[PASSAGE]:

_ _ _

Operate only on a few components of a static vector

Suppose I want to extract and operate on only a few components from an SVector, e.g.

using StaticArrays

f( (x, y, z) ) = (3x, 4y, 5z)

v = SVector( (2i for i in 1:10)...)
indices = (1, 3, 5)
v2 = getindex.(Ref(v), indices)
w = f(v2)

How do I now put the values from w back into the same positions (indices)?
I am looking for a setindex equivalent to the broadcasted getindex.
I can just write a loop, but is there a better way? Using ntuple directly?

This might be a good use case for Setfield.jl

2 Likes

I could be wrong, but I believe the Setfield solution would produce pretty similar machine code to using an MVector instead and just broadcasting setindex!. In both cases you basically just create copies of tuples with apropriate entries swapped out.

2 Likes

Broadcasting doesn’t work since it returns several copies of the vector.

It looks like the solution is just a for loop:

using StaticArrays

f( (x, y, z) ) = (3x, 4y, 5z)

v = SVector( (2i for i in 1:10)...)
indices = (1, 3, 5)

v2 = getindex.(Ref(v), indices)
result = f(v2)

for i in 1:length(indices)
    @inbounds v = setindex(v, result[i], indices[i])
end
1 Like

Is v there still SVector? or did you go with MVector?

_ _ _

[EXCERPTED RECORDS]:
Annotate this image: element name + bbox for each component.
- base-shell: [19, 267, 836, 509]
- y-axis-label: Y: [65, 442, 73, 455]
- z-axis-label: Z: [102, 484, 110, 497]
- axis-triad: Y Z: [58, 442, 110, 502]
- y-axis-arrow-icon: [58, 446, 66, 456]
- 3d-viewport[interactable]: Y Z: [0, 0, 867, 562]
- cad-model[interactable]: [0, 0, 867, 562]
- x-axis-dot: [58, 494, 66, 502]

_ _ _

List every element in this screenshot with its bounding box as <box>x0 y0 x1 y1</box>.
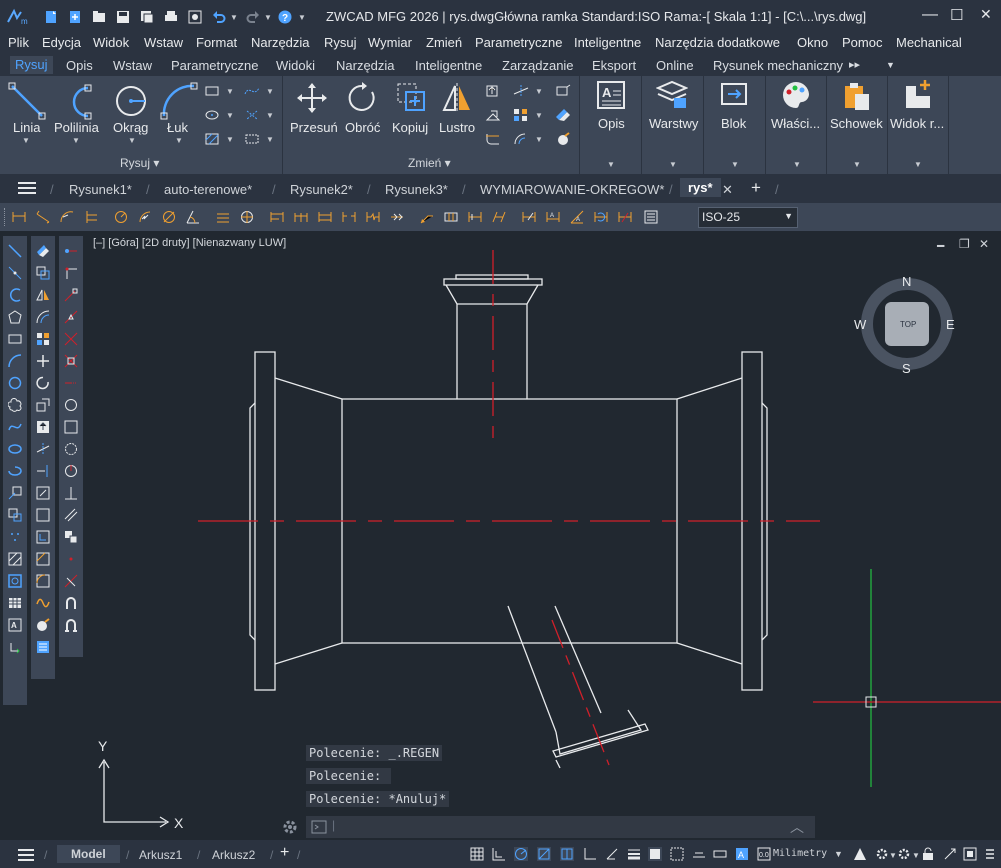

_ _ _

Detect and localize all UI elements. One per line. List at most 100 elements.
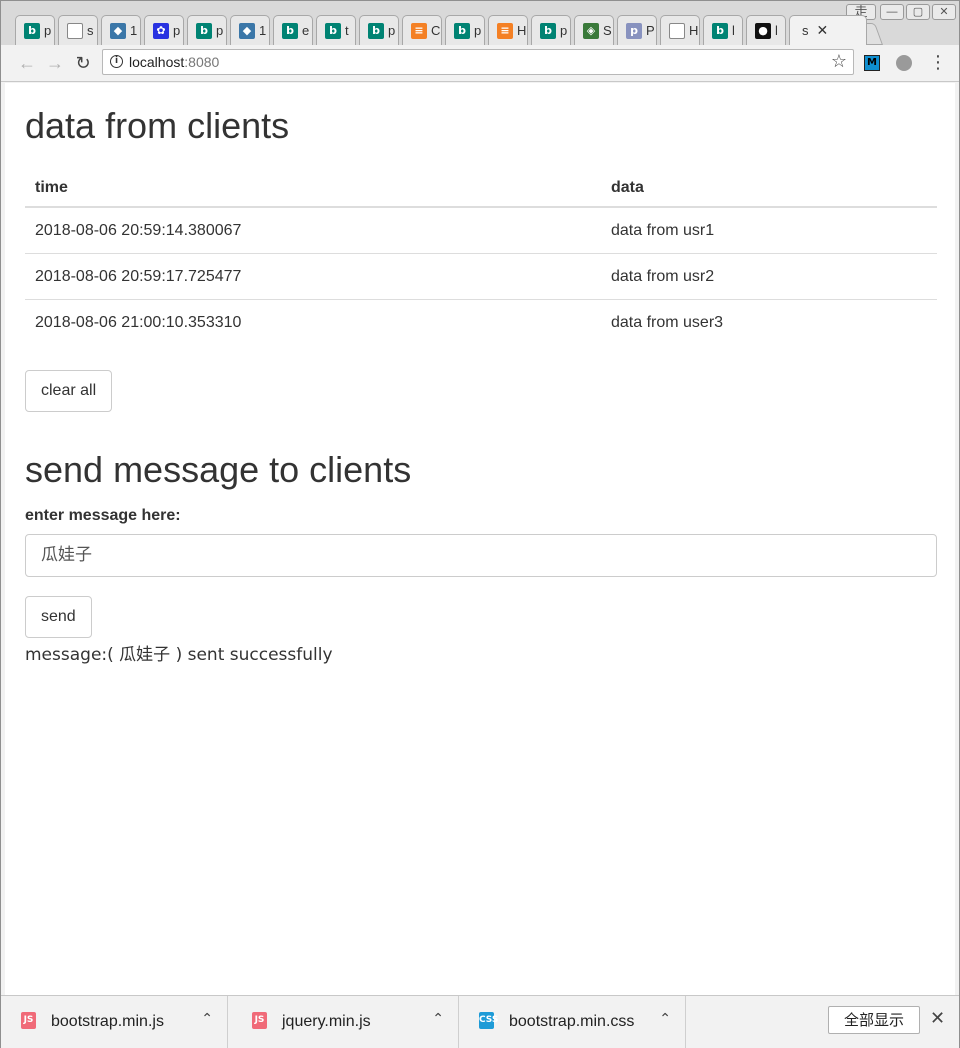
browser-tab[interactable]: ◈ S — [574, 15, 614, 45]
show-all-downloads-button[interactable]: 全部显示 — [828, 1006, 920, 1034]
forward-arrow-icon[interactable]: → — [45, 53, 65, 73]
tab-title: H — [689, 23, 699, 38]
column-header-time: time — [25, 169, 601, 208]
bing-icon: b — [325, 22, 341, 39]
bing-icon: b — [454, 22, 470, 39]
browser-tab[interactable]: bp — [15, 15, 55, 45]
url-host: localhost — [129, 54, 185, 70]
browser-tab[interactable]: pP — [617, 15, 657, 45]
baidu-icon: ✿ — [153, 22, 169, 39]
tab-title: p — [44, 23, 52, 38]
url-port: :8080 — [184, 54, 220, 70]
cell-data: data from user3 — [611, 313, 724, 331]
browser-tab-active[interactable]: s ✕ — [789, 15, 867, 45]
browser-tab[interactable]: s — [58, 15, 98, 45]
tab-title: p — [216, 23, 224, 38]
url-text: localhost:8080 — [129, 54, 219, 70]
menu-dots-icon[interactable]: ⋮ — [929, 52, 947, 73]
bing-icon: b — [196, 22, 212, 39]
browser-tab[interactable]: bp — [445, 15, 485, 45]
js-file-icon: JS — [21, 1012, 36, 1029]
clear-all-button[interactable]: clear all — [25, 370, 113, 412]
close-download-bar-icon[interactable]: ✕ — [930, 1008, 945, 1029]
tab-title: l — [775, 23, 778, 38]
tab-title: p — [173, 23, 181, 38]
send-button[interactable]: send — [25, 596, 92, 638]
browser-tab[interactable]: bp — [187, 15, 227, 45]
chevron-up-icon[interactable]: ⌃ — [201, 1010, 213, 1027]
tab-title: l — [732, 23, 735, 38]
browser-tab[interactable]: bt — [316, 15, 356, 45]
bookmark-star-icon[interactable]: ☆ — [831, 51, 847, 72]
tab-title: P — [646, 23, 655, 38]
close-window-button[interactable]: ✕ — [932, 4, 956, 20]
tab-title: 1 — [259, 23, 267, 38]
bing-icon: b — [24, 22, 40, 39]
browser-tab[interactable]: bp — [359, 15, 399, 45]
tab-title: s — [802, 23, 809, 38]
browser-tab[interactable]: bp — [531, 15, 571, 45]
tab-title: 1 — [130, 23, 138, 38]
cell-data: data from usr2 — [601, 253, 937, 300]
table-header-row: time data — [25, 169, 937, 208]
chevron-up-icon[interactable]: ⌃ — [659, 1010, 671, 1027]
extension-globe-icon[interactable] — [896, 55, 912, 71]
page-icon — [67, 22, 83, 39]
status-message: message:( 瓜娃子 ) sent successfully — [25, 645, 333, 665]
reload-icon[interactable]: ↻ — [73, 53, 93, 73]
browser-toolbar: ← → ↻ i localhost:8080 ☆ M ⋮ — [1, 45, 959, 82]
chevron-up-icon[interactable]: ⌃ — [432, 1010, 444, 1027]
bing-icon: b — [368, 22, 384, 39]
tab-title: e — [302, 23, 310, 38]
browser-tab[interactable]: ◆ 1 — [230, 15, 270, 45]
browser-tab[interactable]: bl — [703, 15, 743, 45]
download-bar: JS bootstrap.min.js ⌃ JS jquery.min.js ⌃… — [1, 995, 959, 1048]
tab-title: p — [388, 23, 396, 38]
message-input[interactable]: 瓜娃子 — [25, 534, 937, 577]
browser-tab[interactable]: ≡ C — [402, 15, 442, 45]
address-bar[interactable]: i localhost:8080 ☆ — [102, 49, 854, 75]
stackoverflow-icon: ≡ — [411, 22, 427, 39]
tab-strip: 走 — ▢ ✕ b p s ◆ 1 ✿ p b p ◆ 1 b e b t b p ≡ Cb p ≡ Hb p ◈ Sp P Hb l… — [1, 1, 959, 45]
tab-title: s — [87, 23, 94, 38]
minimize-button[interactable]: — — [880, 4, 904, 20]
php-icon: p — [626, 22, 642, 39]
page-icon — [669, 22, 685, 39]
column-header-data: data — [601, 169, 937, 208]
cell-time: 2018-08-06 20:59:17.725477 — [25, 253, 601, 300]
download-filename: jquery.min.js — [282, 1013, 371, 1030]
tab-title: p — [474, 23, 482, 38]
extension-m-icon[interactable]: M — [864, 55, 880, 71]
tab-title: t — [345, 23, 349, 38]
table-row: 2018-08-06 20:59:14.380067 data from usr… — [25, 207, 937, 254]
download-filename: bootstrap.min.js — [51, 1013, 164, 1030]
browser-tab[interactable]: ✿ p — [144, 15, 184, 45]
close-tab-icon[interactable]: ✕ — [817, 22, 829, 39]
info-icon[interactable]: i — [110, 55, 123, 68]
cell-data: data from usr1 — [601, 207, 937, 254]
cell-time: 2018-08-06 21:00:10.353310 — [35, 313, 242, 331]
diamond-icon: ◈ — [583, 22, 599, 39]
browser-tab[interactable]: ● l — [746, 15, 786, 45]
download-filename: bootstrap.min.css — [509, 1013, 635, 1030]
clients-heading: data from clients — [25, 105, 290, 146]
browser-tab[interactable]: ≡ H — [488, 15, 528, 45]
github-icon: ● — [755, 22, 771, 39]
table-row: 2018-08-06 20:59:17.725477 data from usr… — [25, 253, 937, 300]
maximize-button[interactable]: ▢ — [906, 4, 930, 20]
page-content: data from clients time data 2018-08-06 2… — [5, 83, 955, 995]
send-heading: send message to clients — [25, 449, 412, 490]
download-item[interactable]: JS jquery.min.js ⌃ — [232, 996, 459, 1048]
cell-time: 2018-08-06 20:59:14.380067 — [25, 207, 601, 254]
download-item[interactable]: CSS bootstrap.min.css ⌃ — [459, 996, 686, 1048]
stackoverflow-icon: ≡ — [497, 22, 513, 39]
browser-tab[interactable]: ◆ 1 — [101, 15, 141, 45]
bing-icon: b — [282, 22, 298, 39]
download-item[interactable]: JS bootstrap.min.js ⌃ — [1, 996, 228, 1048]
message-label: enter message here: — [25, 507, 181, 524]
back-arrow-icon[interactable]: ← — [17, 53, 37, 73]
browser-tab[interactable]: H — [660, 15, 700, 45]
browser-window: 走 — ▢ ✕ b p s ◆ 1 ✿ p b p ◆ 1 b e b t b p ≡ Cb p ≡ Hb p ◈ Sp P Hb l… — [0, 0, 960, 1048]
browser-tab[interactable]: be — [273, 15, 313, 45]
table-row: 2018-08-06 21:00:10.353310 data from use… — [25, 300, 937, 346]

_ _ _

[REQUIREMENTS]:
a: Copy the forum thread on static vectors word for word, starting at "This might be" and ending with "of the vector.", including those final words.
b: In the forum thread on static vectors, why does broadcasting fail to put the values back into the vector?

[ANSWER LIST]:
a:
This might be a good use case for Setfield.jl

2 Likes

I could be wrong, but I believe the Setfield solution would produce pretty similar machine code to using an MVector instead and just broadcasting setindex!. In both cases you basically just create copies of tuples with apropriate entries swapped out.

2 Likes

Broadcasting doesn’t work since it returns several copies of the vector.

b: It returns several copies of the vector.